**Request**
Quote, exactly, the line holding "Extract the structured" and all lines after it to the end of the records below. Exclude pictures.

**Listed entries**
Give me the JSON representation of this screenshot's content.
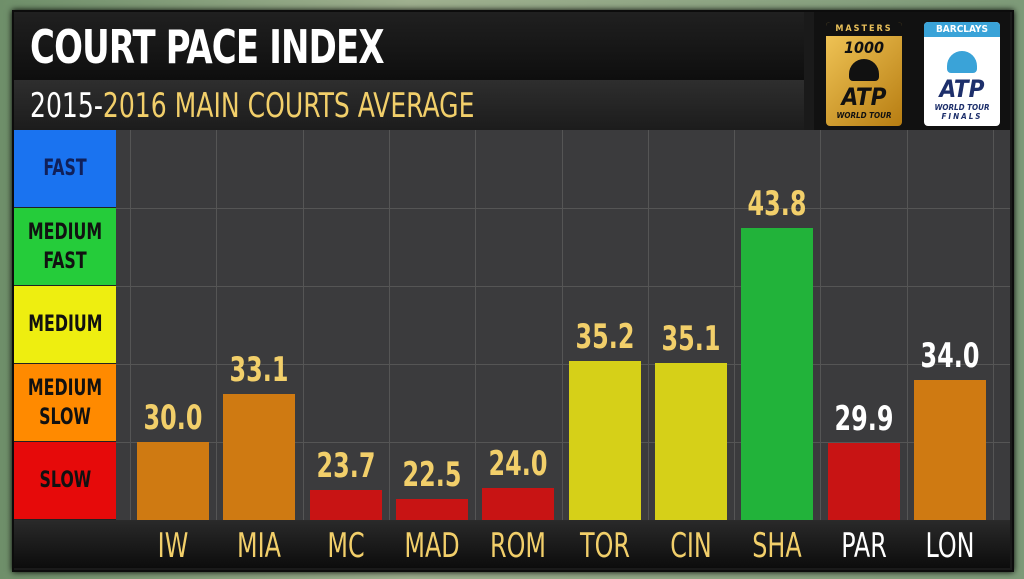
{
  "header": {
    "title": "COURT PACE INDEX",
    "subtitle_a": "2015-",
    "subtitle_b": "2016 MAIN COURTS AVERAGE"
  },
  "logos": {
    "masters": {
      "cap": "MASTERS",
      "num": "1000",
      "big": "ATP",
      "small": "WORLD TOUR"
    },
    "finals": {
      "cap": "BARCLAYS",
      "big": "ATP",
      "small": "WORLD TOUR",
      "small2": "FINALS"
    }
  },
  "chart_data": {
    "type": "bar",
    "title": "COURT PACE INDEX",
    "subtitle": "2015-2016 MAIN COURTS AVERAGE",
    "categories": [
      "IW",
      "MIA",
      "MC",
      "MAD",
      "ROM",
      "TOR",
      "CIN",
      "SHA",
      "PAR",
      "LON"
    ],
    "values": [
      30.0,
      33.1,
      23.7,
      22.5,
      24.0,
      35.2,
      35.1,
      43.8,
      29.9,
      34.0
    ],
    "value_labels": [
      "30.0",
      "33.1",
      "23.7",
      "22.5",
      "24.0",
      "35.2",
      "35.1",
      "43.8",
      "29.9",
      "34.0"
    ],
    "bar_colors": [
      "#cf7a12",
      "#cf7a12",
      "#c81414",
      "#c81414",
      "#c81414",
      "#d6d018",
      "#d6d018",
      "#22b33a",
      "#c81414",
      "#cf7a12"
    ],
    "label_colors": [
      "#f2cf6a",
      "#f2cf6a",
      "#f2cf6a",
      "#f2cf6a",
      "#f2cf6a",
      "#f2cf6a",
      "#f2cf6a",
      "#f2cf6a",
      "#ffffff",
      "#ffffff"
    ],
    "legend_bands": [
      {
        "label": "FAST",
        "color": "#1a73f0"
      },
      {
        "label": "MEDIUM FAST",
        "color": "#25cc3a"
      },
      {
        "label": "MEDIUM",
        "color": "#eeee10"
      },
      {
        "label": "MEDIUM SLOW",
        "color": "#ff8a00"
      },
      {
        "label": "SLOW",
        "color": "#e60a0a"
      }
    ],
    "grid": true
  }
}
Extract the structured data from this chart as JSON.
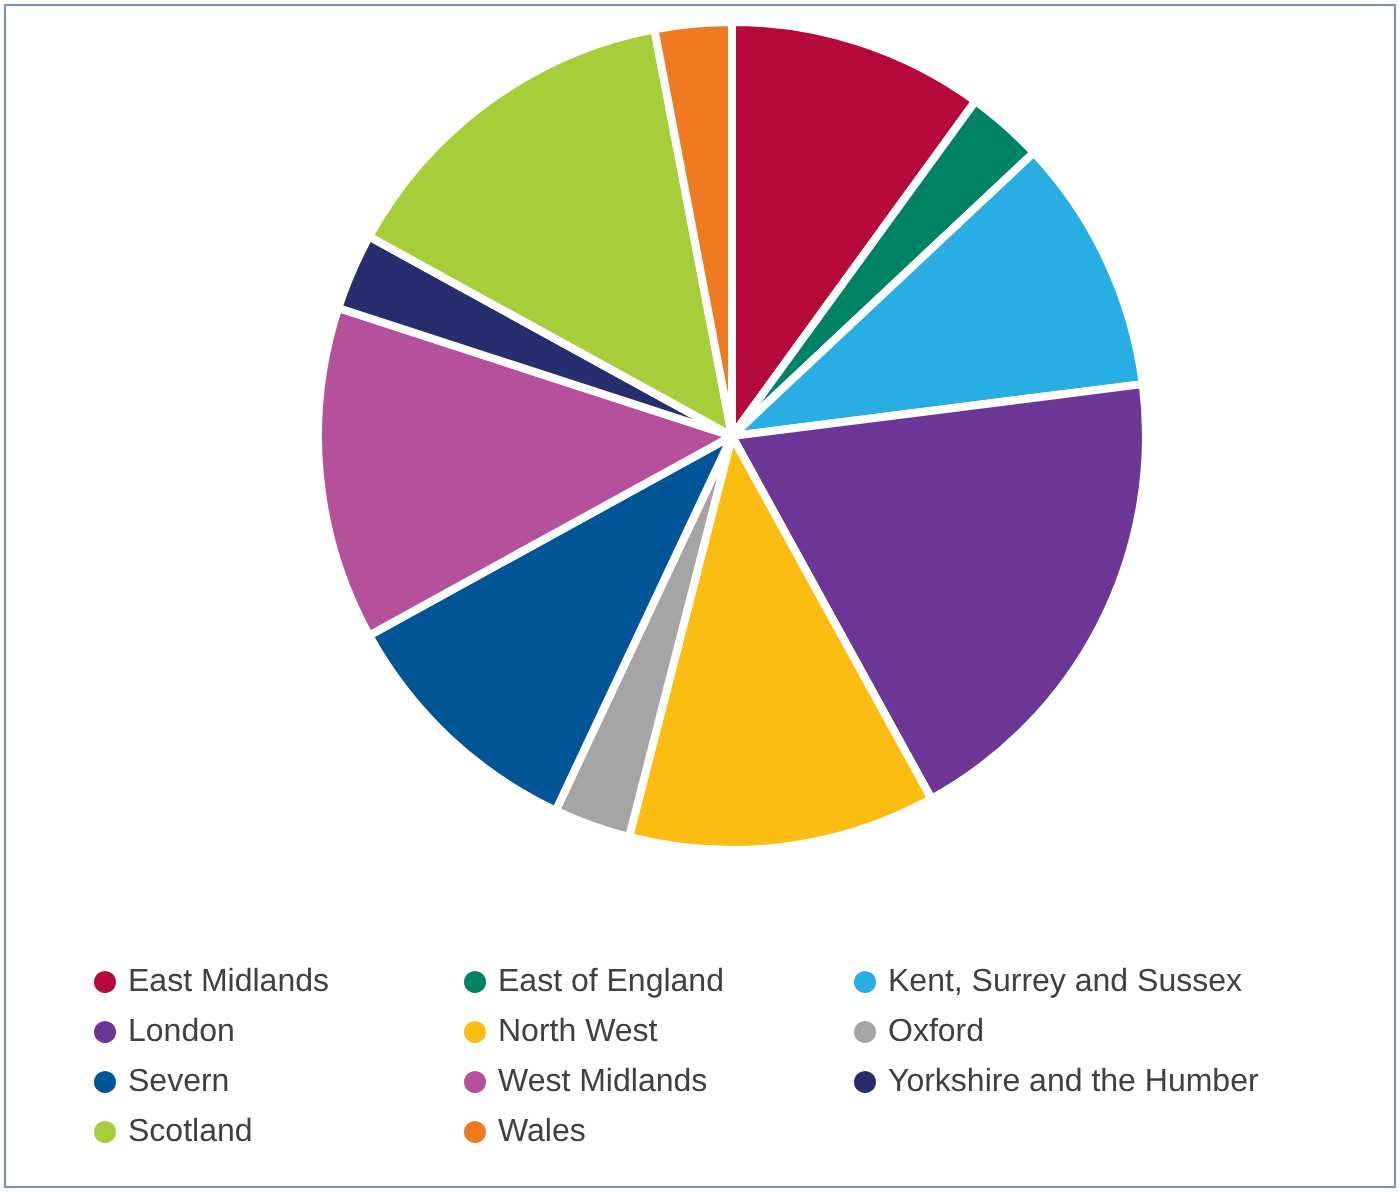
{
  "chart_data": {
    "type": "pie",
    "categories": [
      "East Midlands",
      "East of England",
      "Kent, Surrey and Sussex",
      "London",
      "North West",
      "Oxford",
      "Severn",
      "West Midlands",
      "Yorkshire and the Humber",
      "Scotland",
      "Wales"
    ],
    "values": [
      10,
      3,
      10,
      19,
      12,
      3,
      10,
      13,
      3,
      14,
      3
    ],
    "colors": [
      "#b5093a",
      "#008265",
      "#29aee4",
      "#6c3696",
      "#fbbd12",
      "#a5a5a5",
      "#005596",
      "#b5519b",
      "#262e6e",
      "#a6cd3a",
      "#ee7b22"
    ],
    "legend": "bottom"
  }
}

**Solution to this exercise**
Extract the structured data from this chart as JSON.
{
  "chart_data": {
    "type": "pie",
    "categories": [
      "East Midlands",
      "East of England",
      "Kent, Surrey and Sussex",
      "London",
      "North West",
      "Oxford",
      "Severn",
      "West Midlands",
      "Yorkshire and the Humber",
      "Scotland",
      "Wales"
    ],
    "values": [
      10,
      3,
      10,
      19,
      12,
      3,
      10,
      13,
      3,
      14,
      3
    ],
    "colors": [
      "#b5093a",
      "#008265",
      "#29aee4",
      "#6c3696",
      "#fbbd12",
      "#a5a5a5",
      "#005596",
      "#b5519b",
      "#262e6e",
      "#a6cd3a",
      "#ee7b22"
    ],
    "legend": "bottom"
  }
}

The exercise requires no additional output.